REQUIREMENTS.
Beginning at the line containing "Enumerate this screenshot's", output every line to the end of the data below exactly as it appears.

RECORD EXCERPTS.
※ ※ ※

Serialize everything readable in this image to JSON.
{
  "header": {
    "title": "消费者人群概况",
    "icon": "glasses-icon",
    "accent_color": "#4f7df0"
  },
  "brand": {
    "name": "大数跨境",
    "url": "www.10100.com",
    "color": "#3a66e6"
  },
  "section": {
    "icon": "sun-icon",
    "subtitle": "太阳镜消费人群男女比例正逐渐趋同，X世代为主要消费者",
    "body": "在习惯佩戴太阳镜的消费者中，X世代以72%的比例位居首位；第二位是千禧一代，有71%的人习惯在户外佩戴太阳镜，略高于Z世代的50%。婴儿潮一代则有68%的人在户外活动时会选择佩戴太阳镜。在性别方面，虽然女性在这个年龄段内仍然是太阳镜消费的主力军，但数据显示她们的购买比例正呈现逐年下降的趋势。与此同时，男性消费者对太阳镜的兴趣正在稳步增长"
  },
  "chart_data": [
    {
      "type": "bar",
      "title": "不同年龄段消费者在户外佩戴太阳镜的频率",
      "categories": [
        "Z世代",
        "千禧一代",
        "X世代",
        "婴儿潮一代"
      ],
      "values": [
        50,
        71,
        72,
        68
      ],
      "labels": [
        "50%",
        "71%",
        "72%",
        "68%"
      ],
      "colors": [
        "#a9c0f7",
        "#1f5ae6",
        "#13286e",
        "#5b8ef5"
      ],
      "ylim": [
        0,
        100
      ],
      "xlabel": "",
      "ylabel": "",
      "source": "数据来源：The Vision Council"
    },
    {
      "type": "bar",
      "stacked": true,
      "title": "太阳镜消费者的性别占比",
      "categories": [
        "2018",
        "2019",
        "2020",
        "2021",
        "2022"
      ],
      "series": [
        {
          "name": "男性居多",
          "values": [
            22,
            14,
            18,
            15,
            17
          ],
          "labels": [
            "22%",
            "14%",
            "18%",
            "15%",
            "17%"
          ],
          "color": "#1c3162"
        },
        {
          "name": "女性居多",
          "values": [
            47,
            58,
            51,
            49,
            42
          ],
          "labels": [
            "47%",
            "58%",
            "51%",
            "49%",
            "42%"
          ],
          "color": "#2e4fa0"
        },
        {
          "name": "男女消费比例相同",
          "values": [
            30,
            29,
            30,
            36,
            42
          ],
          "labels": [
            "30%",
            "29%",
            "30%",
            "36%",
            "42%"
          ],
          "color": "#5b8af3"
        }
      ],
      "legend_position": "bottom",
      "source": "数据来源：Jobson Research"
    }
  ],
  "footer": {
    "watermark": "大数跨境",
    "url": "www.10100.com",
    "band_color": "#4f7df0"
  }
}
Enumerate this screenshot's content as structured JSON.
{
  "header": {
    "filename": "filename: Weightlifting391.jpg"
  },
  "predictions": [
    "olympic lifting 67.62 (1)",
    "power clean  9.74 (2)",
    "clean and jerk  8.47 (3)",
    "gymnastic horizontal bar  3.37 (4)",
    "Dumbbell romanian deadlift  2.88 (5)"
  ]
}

※ ※ ※

SOLVED PROBLEM.
Enumerate this screenshot's content as structured JSON.
{
  "header": {
    "filename": "filename: Weightlifting391.jpg"
  },
  "predictions": [
    "olympic lifting 67.62 (1)",
    "power clean  9.74 (2)",
    "clean and jerk  8.47 (3)",
    "gymnastic horizontal bar  3.37 (4)",
    "Dumbbell romanian deadlift  2.88 (5)"
  ]
}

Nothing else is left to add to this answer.